GIVEN REQUEST: Pick out all lines of the entries that include the word "JSON" and copy them.

--- PROVIDED INFORMATION ---

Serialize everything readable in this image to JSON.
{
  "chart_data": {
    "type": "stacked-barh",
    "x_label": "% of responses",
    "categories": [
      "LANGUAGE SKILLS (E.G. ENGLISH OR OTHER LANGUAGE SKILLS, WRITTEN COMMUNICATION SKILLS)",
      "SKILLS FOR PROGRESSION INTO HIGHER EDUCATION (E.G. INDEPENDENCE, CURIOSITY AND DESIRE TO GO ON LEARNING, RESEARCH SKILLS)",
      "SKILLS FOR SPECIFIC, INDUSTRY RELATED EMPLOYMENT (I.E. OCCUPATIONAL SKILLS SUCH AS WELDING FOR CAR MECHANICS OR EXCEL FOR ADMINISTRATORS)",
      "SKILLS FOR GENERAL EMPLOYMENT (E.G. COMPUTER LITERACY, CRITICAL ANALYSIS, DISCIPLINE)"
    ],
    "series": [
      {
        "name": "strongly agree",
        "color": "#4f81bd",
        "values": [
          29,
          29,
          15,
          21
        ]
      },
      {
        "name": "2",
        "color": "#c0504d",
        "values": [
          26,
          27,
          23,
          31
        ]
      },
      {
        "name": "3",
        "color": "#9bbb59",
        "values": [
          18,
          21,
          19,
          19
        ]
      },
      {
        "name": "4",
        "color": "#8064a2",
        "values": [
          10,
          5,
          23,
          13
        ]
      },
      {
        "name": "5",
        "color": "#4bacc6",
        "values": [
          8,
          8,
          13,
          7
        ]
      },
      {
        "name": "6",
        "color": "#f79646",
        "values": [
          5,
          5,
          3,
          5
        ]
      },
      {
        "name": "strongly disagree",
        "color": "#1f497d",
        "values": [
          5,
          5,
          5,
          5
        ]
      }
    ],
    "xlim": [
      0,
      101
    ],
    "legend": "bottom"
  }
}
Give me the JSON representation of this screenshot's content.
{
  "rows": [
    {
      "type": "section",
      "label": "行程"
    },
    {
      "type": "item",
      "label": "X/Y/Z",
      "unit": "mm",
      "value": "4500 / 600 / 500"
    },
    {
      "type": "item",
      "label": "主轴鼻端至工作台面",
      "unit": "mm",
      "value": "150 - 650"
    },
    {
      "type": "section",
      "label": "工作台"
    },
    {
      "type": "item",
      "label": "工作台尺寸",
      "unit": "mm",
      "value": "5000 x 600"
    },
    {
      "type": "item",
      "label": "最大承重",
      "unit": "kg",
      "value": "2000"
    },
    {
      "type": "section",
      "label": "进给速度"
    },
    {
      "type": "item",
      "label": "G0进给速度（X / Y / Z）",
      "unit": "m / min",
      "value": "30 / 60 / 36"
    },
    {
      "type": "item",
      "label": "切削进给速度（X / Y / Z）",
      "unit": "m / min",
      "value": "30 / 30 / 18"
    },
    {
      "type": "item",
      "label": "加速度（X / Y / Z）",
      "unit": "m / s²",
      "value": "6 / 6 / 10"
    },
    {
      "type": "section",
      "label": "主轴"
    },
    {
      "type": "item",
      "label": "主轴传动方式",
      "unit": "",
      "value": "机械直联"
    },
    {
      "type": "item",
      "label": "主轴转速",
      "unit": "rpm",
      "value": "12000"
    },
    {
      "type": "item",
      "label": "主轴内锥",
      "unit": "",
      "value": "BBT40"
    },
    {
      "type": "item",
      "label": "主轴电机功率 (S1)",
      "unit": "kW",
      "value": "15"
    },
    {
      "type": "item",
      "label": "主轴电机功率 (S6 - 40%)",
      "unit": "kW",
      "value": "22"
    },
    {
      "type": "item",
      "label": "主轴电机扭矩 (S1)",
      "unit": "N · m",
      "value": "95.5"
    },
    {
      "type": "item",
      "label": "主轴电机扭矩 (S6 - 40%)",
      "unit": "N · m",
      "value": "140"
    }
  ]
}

---
--- PROVIDED INFORMATION ---

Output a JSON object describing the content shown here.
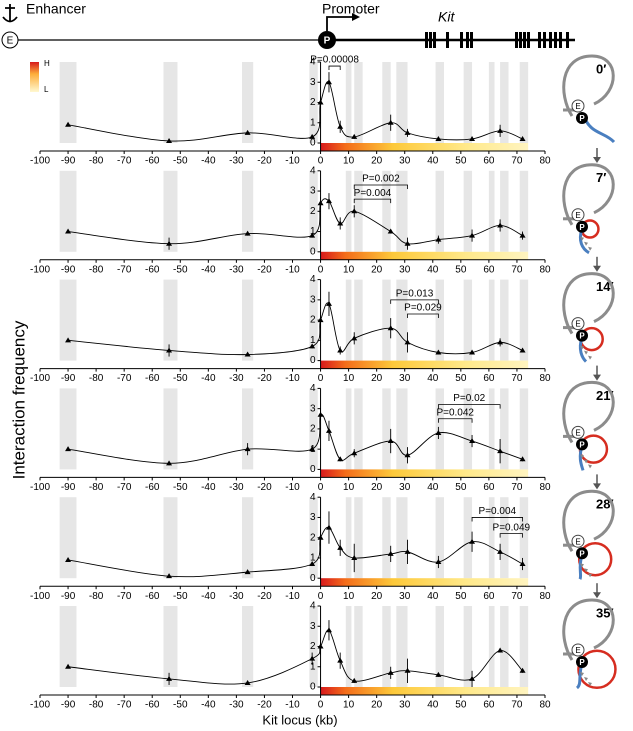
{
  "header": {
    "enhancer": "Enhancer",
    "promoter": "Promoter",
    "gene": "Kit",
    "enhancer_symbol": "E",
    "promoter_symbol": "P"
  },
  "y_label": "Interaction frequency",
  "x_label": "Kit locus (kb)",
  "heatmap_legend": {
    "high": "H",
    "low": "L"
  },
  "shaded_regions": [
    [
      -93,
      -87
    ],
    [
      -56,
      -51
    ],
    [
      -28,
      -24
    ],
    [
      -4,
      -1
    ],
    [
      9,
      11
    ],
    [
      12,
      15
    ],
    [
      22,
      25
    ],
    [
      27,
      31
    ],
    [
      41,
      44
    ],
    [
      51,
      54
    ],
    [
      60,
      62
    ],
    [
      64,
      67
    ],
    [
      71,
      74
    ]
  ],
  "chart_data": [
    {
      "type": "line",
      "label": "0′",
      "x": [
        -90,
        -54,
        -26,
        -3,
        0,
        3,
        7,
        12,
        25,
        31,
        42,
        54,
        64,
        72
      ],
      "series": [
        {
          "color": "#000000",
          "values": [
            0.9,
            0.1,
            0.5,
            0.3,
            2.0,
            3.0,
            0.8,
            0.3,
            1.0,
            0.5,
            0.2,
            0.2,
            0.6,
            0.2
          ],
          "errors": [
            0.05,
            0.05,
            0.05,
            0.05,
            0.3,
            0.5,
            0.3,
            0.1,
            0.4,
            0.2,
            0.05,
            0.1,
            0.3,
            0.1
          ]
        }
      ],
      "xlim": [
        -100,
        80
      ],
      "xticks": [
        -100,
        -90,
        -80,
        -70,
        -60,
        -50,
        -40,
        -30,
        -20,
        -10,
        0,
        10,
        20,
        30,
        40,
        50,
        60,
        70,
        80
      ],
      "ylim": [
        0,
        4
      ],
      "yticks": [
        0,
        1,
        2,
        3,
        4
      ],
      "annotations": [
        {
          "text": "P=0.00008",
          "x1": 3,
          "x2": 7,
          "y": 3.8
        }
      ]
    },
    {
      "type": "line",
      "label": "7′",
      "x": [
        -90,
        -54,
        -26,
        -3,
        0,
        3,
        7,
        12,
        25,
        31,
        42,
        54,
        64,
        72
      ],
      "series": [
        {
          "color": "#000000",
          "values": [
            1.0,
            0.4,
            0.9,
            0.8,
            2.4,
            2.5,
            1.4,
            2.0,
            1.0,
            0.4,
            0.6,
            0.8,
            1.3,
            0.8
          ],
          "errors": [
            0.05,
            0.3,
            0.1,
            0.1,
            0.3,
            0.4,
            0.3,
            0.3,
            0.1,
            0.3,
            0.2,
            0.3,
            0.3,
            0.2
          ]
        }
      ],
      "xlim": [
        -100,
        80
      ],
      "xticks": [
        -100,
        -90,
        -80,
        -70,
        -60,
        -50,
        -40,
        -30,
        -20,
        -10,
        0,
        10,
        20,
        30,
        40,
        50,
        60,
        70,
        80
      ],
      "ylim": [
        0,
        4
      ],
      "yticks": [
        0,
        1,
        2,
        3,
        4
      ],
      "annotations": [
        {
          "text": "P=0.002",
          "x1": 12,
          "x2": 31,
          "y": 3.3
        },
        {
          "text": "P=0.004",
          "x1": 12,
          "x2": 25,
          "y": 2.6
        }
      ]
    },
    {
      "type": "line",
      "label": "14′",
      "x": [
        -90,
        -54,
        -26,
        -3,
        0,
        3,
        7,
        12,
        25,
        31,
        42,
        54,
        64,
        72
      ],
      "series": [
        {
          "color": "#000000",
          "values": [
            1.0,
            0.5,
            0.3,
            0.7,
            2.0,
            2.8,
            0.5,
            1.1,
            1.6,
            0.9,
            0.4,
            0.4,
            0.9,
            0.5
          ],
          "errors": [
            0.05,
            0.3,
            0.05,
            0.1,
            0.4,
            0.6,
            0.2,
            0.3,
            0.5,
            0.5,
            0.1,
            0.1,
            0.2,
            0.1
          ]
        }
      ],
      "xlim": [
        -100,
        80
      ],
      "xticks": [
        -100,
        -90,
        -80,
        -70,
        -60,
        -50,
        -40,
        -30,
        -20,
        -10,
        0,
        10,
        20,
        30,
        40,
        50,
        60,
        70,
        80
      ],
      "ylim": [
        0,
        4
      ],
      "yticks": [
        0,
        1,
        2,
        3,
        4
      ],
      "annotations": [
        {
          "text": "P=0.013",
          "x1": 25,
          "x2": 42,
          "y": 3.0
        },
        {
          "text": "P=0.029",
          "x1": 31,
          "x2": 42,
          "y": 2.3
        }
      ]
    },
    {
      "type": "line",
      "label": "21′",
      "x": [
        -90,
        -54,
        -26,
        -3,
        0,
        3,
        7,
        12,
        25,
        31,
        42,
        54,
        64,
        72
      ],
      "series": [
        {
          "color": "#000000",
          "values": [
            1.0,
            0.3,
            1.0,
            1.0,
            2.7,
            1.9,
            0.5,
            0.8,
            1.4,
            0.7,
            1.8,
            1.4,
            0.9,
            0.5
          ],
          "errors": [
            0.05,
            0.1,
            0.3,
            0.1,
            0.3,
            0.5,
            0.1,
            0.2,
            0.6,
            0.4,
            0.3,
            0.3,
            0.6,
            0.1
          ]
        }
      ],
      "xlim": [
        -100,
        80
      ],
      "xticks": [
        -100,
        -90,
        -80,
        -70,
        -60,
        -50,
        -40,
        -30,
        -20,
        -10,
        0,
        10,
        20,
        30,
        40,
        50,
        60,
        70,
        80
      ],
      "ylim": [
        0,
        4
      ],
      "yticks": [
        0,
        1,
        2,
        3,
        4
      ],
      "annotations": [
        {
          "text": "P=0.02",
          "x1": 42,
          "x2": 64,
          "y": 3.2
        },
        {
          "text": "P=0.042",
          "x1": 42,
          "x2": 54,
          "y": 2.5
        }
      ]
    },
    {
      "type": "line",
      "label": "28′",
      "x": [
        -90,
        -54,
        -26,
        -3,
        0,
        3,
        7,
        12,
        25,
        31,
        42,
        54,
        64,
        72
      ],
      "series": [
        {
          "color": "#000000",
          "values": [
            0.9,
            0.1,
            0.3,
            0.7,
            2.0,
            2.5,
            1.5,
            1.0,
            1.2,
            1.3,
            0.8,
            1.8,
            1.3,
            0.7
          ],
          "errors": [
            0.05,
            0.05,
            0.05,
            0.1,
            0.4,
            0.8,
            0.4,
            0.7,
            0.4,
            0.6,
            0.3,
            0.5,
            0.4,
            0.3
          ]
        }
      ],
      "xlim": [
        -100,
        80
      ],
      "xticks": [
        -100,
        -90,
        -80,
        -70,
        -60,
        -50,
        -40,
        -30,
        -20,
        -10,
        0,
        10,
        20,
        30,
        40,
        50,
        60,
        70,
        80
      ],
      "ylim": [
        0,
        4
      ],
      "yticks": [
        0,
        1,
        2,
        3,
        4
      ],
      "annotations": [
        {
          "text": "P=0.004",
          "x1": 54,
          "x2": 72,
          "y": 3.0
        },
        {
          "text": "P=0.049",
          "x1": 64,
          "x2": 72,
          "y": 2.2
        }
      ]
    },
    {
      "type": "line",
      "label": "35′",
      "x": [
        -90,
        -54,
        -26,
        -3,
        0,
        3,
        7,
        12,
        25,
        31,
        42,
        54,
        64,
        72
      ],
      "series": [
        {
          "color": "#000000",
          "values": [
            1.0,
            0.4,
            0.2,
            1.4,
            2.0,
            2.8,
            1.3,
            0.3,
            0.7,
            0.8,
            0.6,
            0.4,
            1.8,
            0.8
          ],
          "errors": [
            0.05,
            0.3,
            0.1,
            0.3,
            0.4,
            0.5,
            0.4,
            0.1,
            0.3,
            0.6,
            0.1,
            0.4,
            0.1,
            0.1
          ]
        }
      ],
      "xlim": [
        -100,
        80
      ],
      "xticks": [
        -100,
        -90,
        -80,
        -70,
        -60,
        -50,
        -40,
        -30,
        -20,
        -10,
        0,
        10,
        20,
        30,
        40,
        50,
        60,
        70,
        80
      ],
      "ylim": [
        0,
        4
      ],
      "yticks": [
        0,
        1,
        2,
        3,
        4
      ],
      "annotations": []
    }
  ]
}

---

SOLUTION TO THIS TASK:
Serialize everything readable in this image to JSON.
Give me the JSON representation of this screenshot's content.
Output a JSON object describing the content shown here.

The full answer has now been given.